* **Request**:
Would you restate, exactly as they appear, the lines from the one containing "Extract all readable text from this page." through the end of the data below?

--- Start of Items ---

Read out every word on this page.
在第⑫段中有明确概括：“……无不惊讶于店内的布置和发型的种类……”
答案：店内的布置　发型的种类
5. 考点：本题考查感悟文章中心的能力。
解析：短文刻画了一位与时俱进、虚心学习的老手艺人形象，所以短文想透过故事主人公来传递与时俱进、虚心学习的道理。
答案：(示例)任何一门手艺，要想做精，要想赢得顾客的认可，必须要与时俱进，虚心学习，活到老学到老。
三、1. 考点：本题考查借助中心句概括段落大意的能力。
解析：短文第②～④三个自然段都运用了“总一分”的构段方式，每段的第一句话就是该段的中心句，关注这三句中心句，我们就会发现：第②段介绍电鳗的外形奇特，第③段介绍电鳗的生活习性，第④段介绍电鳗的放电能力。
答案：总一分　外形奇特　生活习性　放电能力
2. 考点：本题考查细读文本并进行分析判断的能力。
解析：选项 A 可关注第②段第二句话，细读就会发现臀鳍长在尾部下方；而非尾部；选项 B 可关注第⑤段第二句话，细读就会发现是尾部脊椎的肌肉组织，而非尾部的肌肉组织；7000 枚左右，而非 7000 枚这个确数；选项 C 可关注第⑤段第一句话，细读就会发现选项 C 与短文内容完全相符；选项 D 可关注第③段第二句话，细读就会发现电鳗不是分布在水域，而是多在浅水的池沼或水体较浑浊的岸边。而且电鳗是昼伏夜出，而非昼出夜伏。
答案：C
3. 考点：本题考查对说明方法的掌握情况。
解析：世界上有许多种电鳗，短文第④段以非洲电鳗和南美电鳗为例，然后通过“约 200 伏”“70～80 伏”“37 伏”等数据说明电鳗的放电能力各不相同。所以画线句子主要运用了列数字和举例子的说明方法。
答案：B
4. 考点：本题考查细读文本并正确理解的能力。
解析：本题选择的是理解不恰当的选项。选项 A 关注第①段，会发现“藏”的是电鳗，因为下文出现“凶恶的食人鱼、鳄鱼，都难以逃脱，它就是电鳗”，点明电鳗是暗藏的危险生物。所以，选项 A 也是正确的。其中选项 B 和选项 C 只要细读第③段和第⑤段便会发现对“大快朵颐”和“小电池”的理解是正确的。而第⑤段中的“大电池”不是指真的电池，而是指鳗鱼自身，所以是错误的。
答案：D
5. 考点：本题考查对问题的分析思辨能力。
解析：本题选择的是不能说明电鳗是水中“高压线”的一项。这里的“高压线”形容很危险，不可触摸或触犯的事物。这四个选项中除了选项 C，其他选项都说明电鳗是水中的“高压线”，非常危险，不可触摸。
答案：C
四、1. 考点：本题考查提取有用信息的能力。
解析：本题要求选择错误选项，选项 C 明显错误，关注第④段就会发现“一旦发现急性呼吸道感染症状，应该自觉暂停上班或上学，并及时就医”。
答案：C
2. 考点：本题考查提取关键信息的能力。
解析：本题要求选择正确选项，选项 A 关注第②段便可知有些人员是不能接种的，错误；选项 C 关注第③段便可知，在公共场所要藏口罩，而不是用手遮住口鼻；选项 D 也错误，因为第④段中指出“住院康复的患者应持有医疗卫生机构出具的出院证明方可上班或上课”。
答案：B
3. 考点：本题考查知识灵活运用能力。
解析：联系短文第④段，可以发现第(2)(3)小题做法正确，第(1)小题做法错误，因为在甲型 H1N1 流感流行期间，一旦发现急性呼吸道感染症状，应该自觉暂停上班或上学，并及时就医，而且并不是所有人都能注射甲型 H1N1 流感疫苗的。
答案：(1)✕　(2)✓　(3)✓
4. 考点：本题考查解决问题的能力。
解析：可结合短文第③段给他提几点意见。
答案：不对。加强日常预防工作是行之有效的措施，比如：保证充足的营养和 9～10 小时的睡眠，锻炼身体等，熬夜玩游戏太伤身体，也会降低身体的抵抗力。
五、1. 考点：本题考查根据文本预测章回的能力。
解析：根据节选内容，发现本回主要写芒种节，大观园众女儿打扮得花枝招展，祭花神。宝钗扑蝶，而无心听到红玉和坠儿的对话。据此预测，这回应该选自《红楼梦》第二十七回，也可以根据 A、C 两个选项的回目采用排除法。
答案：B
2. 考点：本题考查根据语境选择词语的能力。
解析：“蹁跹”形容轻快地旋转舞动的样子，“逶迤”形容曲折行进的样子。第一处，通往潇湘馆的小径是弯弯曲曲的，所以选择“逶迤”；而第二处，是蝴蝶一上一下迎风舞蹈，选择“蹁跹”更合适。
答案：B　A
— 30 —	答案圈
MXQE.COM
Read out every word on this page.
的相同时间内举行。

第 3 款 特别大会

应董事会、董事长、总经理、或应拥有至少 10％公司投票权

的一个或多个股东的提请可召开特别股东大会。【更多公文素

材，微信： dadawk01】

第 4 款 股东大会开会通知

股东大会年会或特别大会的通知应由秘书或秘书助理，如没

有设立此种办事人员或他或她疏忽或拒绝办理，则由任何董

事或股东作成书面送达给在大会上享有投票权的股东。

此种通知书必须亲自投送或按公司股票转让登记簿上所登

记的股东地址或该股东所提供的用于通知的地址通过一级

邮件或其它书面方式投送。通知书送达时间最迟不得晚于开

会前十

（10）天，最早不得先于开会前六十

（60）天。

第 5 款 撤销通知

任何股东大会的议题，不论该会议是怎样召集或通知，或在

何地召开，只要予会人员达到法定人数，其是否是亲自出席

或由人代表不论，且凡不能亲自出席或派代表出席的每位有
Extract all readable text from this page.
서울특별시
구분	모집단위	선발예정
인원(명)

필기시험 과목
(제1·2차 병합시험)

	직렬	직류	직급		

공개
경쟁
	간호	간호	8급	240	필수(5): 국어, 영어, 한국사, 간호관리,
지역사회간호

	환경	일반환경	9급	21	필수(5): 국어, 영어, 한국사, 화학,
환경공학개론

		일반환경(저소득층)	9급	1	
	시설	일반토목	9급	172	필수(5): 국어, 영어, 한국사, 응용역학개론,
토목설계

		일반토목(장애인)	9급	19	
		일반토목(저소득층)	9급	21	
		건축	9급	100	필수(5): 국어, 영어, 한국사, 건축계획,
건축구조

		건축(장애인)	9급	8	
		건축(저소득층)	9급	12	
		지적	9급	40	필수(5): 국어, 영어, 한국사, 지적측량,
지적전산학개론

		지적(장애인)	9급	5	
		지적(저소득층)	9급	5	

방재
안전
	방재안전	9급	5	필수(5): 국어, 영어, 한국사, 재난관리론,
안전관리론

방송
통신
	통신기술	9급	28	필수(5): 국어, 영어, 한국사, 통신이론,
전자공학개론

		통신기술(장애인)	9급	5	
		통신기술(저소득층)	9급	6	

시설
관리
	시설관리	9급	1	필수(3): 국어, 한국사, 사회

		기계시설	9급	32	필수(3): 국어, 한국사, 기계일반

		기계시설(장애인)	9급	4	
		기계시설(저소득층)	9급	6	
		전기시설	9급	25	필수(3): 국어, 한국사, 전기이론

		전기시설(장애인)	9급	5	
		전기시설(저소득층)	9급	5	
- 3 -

--- End of Items ---

* **Result**:
Extract all readable text from this page.
서울특별시
구분	모집단위	선발예정
인원(명)

필기시험 과목
(제1·2차 병합시험)

	직렬	직류	직급		

공개
경쟁
	간호	간호	8급	240	필수(5): 국어, 영어, 한국사, 간호관리,
지역사회간호

	환경	일반환경	9급	21	필수(5): 국어, 영어, 한국사, 화학,
환경공학개론

		일반환경(저소득층)	9급	1	
	시설	일반토목	9급	172	필수(5): 국어, 영어, 한국사, 응용역학개론,
토목설계

		일반토목(장애인)	9급	19	
		일반토목(저소득층)	9급	21	
		건축	9급	100	필수(5): 국어, 영어, 한국사, 건축계획,
건축구조

		건축(장애인)	9급	8	
		건축(저소득층)	9급	12	
		지적	9급	40	필수(5): 국어, 영어, 한국사, 지적측량,
지적전산학개론

		지적(장애인)	9급	5	
		지적(저소득층)	9급	5	

방재
안전
	방재안전	9급	5	필수(5): 국어, 영어, 한국사, 재난관리론,
안전관리론

방송
통신
	통신기술	9급	28	필수(5): 국어, 영어, 한국사, 통신이론,
전자공학개론

		통신기술(장애인)	9급	5	
		통신기술(저소득층)	9급	6	

시설
관리
	시설관리	9급	1	필수(3): 국어, 한국사, 사회

		기계시설	9급	32	필수(3): 국어, 한국사, 기계일반

		기계시설(장애인)	9급	4	
		기계시설(저소득층)	9급	6	
		전기시설	9급	25	필수(3): 국어, 한국사, 전기이론

		전기시설(장애인)	9급	5	
		전기시설(저소득층)	9급	5	
- 3 -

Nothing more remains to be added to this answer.